◆ **Given exercise**
The listing must be reproduced in full, exactly as it stands.

◆ **Record set**
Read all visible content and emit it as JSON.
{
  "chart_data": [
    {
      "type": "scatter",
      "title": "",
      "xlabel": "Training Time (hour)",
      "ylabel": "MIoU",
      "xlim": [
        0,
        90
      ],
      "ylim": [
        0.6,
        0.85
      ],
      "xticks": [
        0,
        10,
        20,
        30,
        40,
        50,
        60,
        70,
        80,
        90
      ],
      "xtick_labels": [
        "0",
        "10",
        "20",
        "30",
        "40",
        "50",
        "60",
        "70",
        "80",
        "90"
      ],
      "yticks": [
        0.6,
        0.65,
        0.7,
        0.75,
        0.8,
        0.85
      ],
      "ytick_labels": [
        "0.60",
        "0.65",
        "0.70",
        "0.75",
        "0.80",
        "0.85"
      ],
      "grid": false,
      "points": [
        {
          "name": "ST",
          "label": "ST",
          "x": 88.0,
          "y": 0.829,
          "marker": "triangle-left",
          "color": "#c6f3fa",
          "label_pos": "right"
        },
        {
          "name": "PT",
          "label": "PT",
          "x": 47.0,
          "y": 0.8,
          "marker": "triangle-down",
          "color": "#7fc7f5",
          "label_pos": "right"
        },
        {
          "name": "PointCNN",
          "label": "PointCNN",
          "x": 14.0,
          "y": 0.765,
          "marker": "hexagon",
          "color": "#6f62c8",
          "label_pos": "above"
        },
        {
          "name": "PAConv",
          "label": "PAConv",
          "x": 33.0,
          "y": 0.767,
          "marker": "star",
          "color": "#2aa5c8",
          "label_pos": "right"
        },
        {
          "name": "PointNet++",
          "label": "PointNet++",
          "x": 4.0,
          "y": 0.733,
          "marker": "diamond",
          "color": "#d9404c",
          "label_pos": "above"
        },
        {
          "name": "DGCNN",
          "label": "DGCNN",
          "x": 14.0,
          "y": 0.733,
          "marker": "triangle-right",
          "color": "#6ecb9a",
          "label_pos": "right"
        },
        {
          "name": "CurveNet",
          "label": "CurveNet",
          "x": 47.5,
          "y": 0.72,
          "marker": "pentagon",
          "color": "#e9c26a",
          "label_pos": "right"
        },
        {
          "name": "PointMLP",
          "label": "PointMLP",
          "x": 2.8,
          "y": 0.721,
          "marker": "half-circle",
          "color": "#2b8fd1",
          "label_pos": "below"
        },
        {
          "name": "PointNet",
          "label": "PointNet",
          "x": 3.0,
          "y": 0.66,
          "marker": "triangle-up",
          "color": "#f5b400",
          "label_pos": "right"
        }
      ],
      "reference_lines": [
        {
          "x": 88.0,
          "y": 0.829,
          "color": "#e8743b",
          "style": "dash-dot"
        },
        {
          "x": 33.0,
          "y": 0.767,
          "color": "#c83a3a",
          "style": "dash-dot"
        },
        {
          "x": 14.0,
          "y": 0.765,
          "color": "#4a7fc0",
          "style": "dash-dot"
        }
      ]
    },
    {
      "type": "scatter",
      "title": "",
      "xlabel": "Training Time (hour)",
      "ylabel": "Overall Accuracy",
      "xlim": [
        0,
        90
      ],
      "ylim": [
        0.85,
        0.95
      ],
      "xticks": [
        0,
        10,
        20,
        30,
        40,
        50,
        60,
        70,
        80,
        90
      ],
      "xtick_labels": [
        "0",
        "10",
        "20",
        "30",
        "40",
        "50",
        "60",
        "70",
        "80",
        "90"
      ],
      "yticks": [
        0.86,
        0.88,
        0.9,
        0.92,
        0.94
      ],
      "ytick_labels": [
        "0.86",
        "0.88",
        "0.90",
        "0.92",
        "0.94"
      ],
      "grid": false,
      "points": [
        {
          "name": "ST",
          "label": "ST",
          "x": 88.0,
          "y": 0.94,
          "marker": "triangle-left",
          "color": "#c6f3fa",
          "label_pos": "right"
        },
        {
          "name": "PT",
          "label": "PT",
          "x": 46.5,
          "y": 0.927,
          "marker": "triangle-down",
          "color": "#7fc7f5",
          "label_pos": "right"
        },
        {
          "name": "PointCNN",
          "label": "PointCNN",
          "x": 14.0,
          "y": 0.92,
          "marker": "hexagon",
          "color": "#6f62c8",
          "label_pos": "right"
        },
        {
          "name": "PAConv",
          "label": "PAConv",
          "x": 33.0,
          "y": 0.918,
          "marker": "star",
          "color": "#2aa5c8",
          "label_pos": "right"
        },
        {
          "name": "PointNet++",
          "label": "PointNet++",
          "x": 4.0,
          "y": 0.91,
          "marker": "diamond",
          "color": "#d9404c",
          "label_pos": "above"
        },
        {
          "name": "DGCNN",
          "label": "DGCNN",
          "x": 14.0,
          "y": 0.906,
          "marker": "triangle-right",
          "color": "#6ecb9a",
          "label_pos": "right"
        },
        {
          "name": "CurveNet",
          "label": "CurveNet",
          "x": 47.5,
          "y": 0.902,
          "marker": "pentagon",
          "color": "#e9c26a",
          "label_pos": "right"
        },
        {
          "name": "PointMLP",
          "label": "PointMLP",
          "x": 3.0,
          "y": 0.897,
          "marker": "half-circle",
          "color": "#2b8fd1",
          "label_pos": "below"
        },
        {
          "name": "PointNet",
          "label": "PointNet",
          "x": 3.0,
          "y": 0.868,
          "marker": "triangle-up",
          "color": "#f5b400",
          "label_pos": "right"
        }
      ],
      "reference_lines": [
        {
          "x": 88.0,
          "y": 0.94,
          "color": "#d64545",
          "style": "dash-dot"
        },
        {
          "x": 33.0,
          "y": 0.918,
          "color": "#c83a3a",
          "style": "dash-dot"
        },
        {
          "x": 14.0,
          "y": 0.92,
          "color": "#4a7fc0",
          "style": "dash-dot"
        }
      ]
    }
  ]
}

◆ **Worked answer**
Read all visible content and emit it as JSON.
{
  "chart_data": [
    {
      "type": "scatter",
      "title": "",
      "xlabel": "Training Time (hour)",
      "ylabel": "MIoU",
      "xlim": [
        0,
        90
      ],
      "ylim": [
        0.6,
        0.85
      ],
      "xticks": [
        0,
        10,
        20,
        30,
        40,
        50,
        60,
        70,
        80,
        90
      ],
      "xtick_labels": [
        "0",
        "10",
        "20",
        "30",
        "40",
        "50",
        "60",
        "70",
        "80",
        "90"
      ],
      "yticks": [
        0.6,
        0.65,
        0.7,
        0.75,
        0.8,
        0.85
      ],
      "ytick_labels": [
        "0.60",
        "0.65",
        "0.70",
        "0.75",
        "0.80",
        "0.85"
      ],
      "grid": false,
      "points": [
        {
          "name": "ST",
          "label": "ST",
          "x": 88.0,
          "y": 0.829,
          "marker": "triangle-left",
          "color": "#c6f3fa",
          "label_pos": "right"
        },
        {
          "name": "PT",
          "label": "PT",
          "x": 47.0,
          "y": 0.8,
          "marker": "triangle-down",
          "color": "#7fc7f5",
          "label_pos": "right"
        },
        {
          "name": "PointCNN",
          "label": "PointCNN",
          "x": 14.0,
          "y": 0.765,
          "marker": "hexagon",
          "color": "#6f62c8",
          "label_pos": "above"
        },
        {
          "name": "PAConv",
          "label": "PAConv",
          "x": 33.0,
          "y": 0.767,
          "marker": "star",
          "color": "#2aa5c8",
          "label_pos": "right"
        },
        {
          "name": "PointNet++",
          "label": "PointNet++",
          "x": 4.0,
          "y": 0.733,
          "marker": "diamond",
          "color": "#d9404c",
          "label_pos": "above"
        },
        {
          "name": "DGCNN",
          "label": "DGCNN",
          "x": 14.0,
          "y": 0.733,
          "marker": "triangle-right",
          "color": "#6ecb9a",
          "label_pos": "right"
        },
        {
          "name": "CurveNet",
          "label": "CurveNet",
          "x": 47.5,
          "y": 0.72,
          "marker": "pentagon",
          "color": "#e9c26a",
          "label_pos": "right"
        },
        {
          "name": "PointMLP",
          "label": "PointMLP",
          "x": 2.8,
          "y": 0.721,
          "marker": "half-circle",
          "color": "#2b8fd1",
          "label_pos": "below"
        },
        {
          "name": "PointNet",
          "label": "PointNet",
          "x": 3.0,
          "y": 0.66,
          "marker": "triangle-up",
          "color": "#f5b400",
          "label_pos": "right"
        }
      ],
      "reference_lines": [
        {
          "x": 88.0,
          "y": 0.829,
          "color": "#e8743b",
          "style": "dash-dot"
        },
        {
          "x": 33.0,
          "y": 0.767,
          "color": "#c83a3a",
          "style": "dash-dot"
        },
        {
          "x": 14.0,
          "y": 0.765,
          "color": "#4a7fc0",
          "style": "dash-dot"
        }
      ]
    },
    {
      "type": "scatter",
      "title": "",
      "xlabel": "Training Time (hour)",
      "ylabel": "Overall Accuracy",
      "xlim": [
        0,
        90
      ],
      "ylim": [
        0.85,
        0.95
      ],
      "xticks": [
        0,
        10,
        20,
        30,
        40,
        50,
        60,
        70,
        80,
        90
      ],
      "xtick_labels": [
        "0",
        "10",
        "20",
        "30",
        "40",
        "50",
        "60",
        "70",
        "80",
        "90"
      ],
      "yticks": [
        0.86,
        0.88,
        0.9,
        0.92,
        0.94
      ],
      "ytick_labels": [
        "0.86",
        "0.88",
        "0.90",
        "0.92",
        "0.94"
      ],
      "grid": false,
      "points": [
        {
          "name": "ST",
          "label": "ST",
          "x": 88.0,
          "y": 0.94,
          "marker": "triangle-left",
          "color": "#c6f3fa",
          "label_pos": "right"
        },
        {
          "name": "PT",
          "label": "PT",
          "x": 46.5,
          "y": 0.927,
          "marker": "triangle-down",
          "color": "#7fc7f5",
          "label_pos": "right"
        },
        {
          "name": "PointCNN",
          "label": "PointCNN",
          "x": 14.0,
          "y": 0.92,
          "marker": "hexagon",
          "color": "#6f62c8",
          "label_pos": "right"
        },
        {
          "name": "PAConv",
          "label": "PAConv",
          "x": 33.0,
          "y": 0.918,
          "marker": "star",
          "color": "#2aa5c8",
          "label_pos": "right"
        },
        {
          "name": "PointNet++",
          "label": "PointNet++",
          "x": 4.0,
          "y": 0.91,
          "marker": "diamond",
          "color": "#d9404c",
          "label_pos": "above"
        },
        {
          "name": "DGCNN",
          "label": "DGCNN",
          "x": 14.0,
          "y": 0.906,
          "marker": "triangle-right",
          "color": "#6ecb9a",
          "label_pos": "right"
        },
        {
          "name": "CurveNet",
          "label": "CurveNet",
          "x": 47.5,
          "y": 0.902,
          "marker": "pentagon",
          "color": "#e9c26a",
          "label_pos": "right"
        },
        {
          "name": "PointMLP",
          "label": "PointMLP",
          "x": 3.0,
          "y": 0.897,
          "marker": "half-circle",
          "color": "#2b8fd1",
          "label_pos": "below"
        },
        {
          "name": "PointNet",
          "label": "PointNet",
          "x": 3.0,
          "y": 0.868,
          "marker": "triangle-up",
          "color": "#f5b400",
          "label_pos": "right"
        }
      ],
      "reference_lines": [
        {
          "x": 88.0,
          "y": 0.94,
          "color": "#d64545",
          "style": "dash-dot"
        },
        {
          "x": 33.0,
          "y": 0.918,
          "color": "#c83a3a",
          "style": "dash-dot"
        },
        {
          "x": 14.0,
          "y": 0.92,
          "color": "#4a7fc0",
          "style": "dash-dot"
        }
      ]
    }
  ]
}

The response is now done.